> **Listing**
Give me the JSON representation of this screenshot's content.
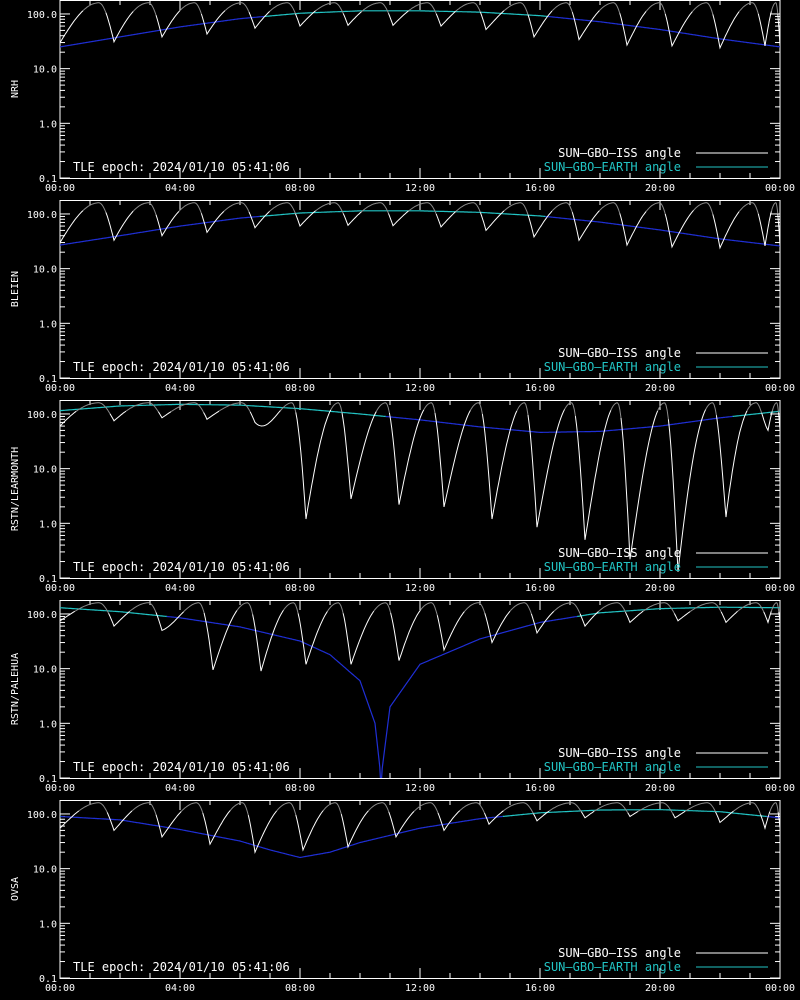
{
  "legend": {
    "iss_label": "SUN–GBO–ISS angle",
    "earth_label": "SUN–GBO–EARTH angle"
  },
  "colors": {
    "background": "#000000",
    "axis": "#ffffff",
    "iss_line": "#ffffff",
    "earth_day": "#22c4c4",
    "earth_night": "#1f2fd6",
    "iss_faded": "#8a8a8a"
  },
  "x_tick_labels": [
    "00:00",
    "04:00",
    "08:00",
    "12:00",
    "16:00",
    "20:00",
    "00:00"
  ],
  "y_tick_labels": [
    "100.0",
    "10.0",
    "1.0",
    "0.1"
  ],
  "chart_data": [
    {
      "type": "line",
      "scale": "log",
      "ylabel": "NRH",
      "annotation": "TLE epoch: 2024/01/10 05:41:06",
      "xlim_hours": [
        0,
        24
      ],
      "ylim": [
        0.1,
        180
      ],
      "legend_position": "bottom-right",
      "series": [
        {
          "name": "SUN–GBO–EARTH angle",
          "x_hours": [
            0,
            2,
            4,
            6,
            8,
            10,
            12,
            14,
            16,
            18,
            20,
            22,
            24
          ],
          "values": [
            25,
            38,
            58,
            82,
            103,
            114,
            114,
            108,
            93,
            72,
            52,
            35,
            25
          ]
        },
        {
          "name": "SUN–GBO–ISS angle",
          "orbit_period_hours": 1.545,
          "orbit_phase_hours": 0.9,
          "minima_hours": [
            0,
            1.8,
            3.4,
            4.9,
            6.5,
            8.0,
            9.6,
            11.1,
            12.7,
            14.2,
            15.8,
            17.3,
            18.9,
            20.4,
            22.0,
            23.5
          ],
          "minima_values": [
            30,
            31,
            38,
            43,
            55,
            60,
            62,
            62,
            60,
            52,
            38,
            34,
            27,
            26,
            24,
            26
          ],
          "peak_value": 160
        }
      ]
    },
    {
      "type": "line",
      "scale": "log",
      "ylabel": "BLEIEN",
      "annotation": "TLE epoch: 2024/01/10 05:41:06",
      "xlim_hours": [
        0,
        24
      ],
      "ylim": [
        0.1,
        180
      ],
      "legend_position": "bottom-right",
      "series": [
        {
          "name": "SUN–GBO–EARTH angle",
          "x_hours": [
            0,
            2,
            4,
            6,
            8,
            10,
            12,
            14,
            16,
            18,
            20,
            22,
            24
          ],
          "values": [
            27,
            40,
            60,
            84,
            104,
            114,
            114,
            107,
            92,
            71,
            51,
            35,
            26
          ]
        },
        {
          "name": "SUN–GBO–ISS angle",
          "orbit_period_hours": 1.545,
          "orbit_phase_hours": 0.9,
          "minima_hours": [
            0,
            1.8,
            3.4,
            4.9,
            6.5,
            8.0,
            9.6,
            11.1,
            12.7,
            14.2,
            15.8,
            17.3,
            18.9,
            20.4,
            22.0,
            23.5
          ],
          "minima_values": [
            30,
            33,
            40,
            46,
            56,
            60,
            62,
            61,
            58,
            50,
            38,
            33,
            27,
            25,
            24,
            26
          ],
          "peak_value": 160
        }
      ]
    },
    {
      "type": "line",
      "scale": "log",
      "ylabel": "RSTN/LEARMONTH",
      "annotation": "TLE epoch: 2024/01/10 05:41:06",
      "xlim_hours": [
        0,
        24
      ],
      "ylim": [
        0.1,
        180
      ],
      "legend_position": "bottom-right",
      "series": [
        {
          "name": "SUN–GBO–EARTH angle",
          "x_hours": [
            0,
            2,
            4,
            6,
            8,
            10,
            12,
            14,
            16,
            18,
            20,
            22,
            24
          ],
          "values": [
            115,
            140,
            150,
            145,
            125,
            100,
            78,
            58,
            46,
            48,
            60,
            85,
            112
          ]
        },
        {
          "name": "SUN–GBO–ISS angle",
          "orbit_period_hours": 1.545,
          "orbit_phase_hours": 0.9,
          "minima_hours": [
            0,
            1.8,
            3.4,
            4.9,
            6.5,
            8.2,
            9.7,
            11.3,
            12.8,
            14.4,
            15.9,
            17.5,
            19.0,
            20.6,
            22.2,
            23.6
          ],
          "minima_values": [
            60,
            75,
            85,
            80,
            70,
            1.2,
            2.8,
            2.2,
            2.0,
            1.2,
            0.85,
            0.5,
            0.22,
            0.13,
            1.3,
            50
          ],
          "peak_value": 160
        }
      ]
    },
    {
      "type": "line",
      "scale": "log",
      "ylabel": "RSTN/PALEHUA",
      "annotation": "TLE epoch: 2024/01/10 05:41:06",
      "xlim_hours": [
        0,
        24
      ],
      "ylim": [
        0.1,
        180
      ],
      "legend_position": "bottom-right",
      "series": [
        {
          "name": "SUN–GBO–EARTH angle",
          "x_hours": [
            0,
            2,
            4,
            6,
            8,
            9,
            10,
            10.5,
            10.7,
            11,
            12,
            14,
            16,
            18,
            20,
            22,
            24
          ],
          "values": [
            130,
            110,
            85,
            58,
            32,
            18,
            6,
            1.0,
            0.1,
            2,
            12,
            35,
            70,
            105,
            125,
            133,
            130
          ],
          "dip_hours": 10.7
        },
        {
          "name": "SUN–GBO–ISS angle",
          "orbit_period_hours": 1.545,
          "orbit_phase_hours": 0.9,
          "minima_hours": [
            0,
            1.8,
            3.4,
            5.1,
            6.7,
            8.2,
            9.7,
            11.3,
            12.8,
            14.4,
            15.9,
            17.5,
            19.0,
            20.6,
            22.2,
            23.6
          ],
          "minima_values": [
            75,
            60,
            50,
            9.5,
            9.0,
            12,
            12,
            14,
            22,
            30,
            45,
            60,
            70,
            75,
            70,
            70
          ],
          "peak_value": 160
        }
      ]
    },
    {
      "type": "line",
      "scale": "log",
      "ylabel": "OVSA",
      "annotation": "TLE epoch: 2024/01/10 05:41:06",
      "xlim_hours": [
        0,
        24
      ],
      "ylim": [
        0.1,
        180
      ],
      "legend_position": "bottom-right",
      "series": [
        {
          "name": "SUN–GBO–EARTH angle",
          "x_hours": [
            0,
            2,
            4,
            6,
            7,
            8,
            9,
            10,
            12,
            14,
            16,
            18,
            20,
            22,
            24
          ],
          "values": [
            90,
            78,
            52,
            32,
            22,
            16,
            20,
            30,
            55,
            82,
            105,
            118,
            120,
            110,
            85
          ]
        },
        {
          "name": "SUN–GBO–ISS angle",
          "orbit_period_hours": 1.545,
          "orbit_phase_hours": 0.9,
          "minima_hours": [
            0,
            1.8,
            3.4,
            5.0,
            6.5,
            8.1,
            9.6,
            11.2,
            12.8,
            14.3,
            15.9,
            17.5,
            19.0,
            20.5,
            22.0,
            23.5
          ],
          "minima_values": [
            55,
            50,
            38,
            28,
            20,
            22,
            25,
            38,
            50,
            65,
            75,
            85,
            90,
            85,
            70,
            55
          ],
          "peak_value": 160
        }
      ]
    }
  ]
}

> **What needs to be done**
Reproduce the material word for word, minus the images.

> **Answer in full**
Give me the JSON representation of this screenshot's content.
{
  "legend": {
    "iss_label": "SUN–GBO–ISS angle",
    "earth_label": "SUN–GBO–EARTH angle"
  },
  "colors": {
    "background": "#000000",
    "axis": "#ffffff",
    "iss_line": "#ffffff",
    "earth_day": "#22c4c4",
    "earth_night": "#1f2fd6",
    "iss_faded": "#8a8a8a"
  },
  "x_tick_labels": [
    "00:00",
    "04:00",
    "08:00",
    "12:00",
    "16:00",
    "20:00",
    "00:00"
  ],
  "y_tick_labels": [
    "100.0",
    "10.0",
    "1.0",
    "0.1"
  ],
  "chart_data": [
    {
      "type": "line",
      "scale": "log",
      "ylabel": "NRH",
      "annotation": "TLE epoch: 2024/01/10 05:41:06",
      "xlim_hours": [
        0,
        24
      ],
      "ylim": [
        0.1,
        180
      ],
      "legend_position": "bottom-right",
      "series": [
        {
          "name": "SUN–GBO–EARTH angle",
          "x_hours": [
            0,
            2,
            4,
            6,
            8,
            10,
            12,
            14,
            16,
            18,
            20,
            22,
            24
          ],
          "values": [
            25,
            38,
            58,
            82,
            103,
            114,
            114,
            108,
            93,
            72,
            52,
            35,
            25
          ]
        },
        {
          "name": "SUN–GBO–ISS angle",
          "orbit_period_hours": 1.545,
          "orbit_phase_hours": 0.9,
          "minima_hours": [
            0,
            1.8,
            3.4,
            4.9,
            6.5,
            8.0,
            9.6,
            11.1,
            12.7,
            14.2,
            15.8,
            17.3,
            18.9,
            20.4,
            22.0,
            23.5
          ],
          "minima_values": [
            30,
            31,
            38,
            43,
            55,
            60,
            62,
            62,
            60,
            52,
            38,
            34,
            27,
            26,
            24,
            26
          ],
          "peak_value": 160
        }
      ]
    },
    {
      "type": "line",
      "scale": "log",
      "ylabel": "BLEIEN",
      "annotation": "TLE epoch: 2024/01/10 05:41:06",
      "xlim_hours": [
        0,
        24
      ],
      "ylim": [
        0.1,
        180
      ],
      "legend_position": "bottom-right",
      "series": [
        {
          "name": "SUN–GBO–EARTH angle",
          "x_hours": [
            0,
            2,
            4,
            6,
            8,
            10,
            12,
            14,
            16,
            18,
            20,
            22,
            24
          ],
          "values": [
            27,
            40,
            60,
            84,
            104,
            114,
            114,
            107,
            92,
            71,
            51,
            35,
            26
          ]
        },
        {
          "name": "SUN–GBO–ISS angle",
          "orbit_period_hours": 1.545,
          "orbit_phase_hours": 0.9,
          "minima_hours": [
            0,
            1.8,
            3.4,
            4.9,
            6.5,
            8.0,
            9.6,
            11.1,
            12.7,
            14.2,
            15.8,
            17.3,
            18.9,
            20.4,
            22.0,
            23.5
          ],
          "minima_values": [
            30,
            33,
            40,
            46,
            56,
            60,
            62,
            61,
            58,
            50,
            38,
            33,
            27,
            25,
            24,
            26
          ],
          "peak_value": 160
        }
      ]
    },
    {
      "type": "line",
      "scale": "log",
      "ylabel": "RSTN/LEARMONTH",
      "annotation": "TLE epoch: 2024/01/10 05:41:06",
      "xlim_hours": [
        0,
        24
      ],
      "ylim": [
        0.1,
        180
      ],
      "legend_position": "bottom-right",
      "series": [
        {
          "name": "SUN–GBO–EARTH angle",
          "x_hours": [
            0,
            2,
            4,
            6,
            8,
            10,
            12,
            14,
            16,
            18,
            20,
            22,
            24
          ],
          "values": [
            115,
            140,
            150,
            145,
            125,
            100,
            78,
            58,
            46,
            48,
            60,
            85,
            112
          ]
        },
        {
          "name": "SUN–GBO–ISS angle",
          "orbit_period_hours": 1.545,
          "orbit_phase_hours": 0.9,
          "minima_hours": [
            0,
            1.8,
            3.4,
            4.9,
            6.5,
            8.2,
            9.7,
            11.3,
            12.8,
            14.4,
            15.9,
            17.5,
            19.0,
            20.6,
            22.2,
            23.6
          ],
          "minima_values": [
            60,
            75,
            85,
            80,
            70,
            1.2,
            2.8,
            2.2,
            2.0,
            1.2,
            0.85,
            0.5,
            0.22,
            0.13,
            1.3,
            50
          ],
          "peak_value": 160
        }
      ]
    },
    {
      "type": "line",
      "scale": "log",
      "ylabel": "RSTN/PALEHUA",
      "annotation": "TLE epoch: 2024/01/10 05:41:06",
      "xlim_hours": [
        0,
        24
      ],
      "ylim": [
        0.1,
        180
      ],
      "legend_position": "bottom-right",
      "series": [
        {
          "name": "SUN–GBO–EARTH angle",
          "x_hours": [
            0,
            2,
            4,
            6,
            8,
            9,
            10,
            10.5,
            10.7,
            11,
            12,
            14,
            16,
            18,
            20,
            22,
            24
          ],
          "values": [
            130,
            110,
            85,
            58,
            32,
            18,
            6,
            1.0,
            0.1,
            2,
            12,
            35,
            70,
            105,
            125,
            133,
            130
          ],
          "dip_hours": 10.7
        },
        {
          "name": "SUN–GBO–ISS angle",
          "orbit_period_hours": 1.545,
          "orbit_phase_hours": 0.9,
          "minima_hours": [
            0,
            1.8,
            3.4,
            5.1,
            6.7,
            8.2,
            9.7,
            11.3,
            12.8,
            14.4,
            15.9,
            17.5,
            19.0,
            20.6,
            22.2,
            23.6
          ],
          "minima_values": [
            75,
            60,
            50,
            9.5,
            9.0,
            12,
            12,
            14,
            22,
            30,
            45,
            60,
            70,
            75,
            70,
            70
          ],
          "peak_value": 160
        }
      ]
    },
    {
      "type": "line",
      "scale": "log",
      "ylabel": "OVSA",
      "annotation": "TLE epoch: 2024/01/10 05:41:06",
      "xlim_hours": [
        0,
        24
      ],
      "ylim": [
        0.1,
        180
      ],
      "legend_position": "bottom-right",
      "series": [
        {
          "name": "SUN–GBO–EARTH angle",
          "x_hours": [
            0,
            2,
            4,
            6,
            7,
            8,
            9,
            10,
            12,
            14,
            16,
            18,
            20,
            22,
            24
          ],
          "values": [
            90,
            78,
            52,
            32,
            22,
            16,
            20,
            30,
            55,
            82,
            105,
            118,
            120,
            110,
            85
          ]
        },
        {
          "name": "SUN–GBO–ISS angle",
          "orbit_period_hours": 1.545,
          "orbit_phase_hours": 0.9,
          "minima_hours": [
            0,
            1.8,
            3.4,
            5.0,
            6.5,
            8.1,
            9.6,
            11.2,
            12.8,
            14.3,
            15.9,
            17.5,
            19.0,
            20.5,
            22.0,
            23.5
          ],
          "minima_values": [
            55,
            50,
            38,
            28,
            20,
            22,
            25,
            38,
            50,
            65,
            75,
            85,
            90,
            85,
            70,
            55
          ],
          "peak_value": 160
        }
      ]
    }
  ]
}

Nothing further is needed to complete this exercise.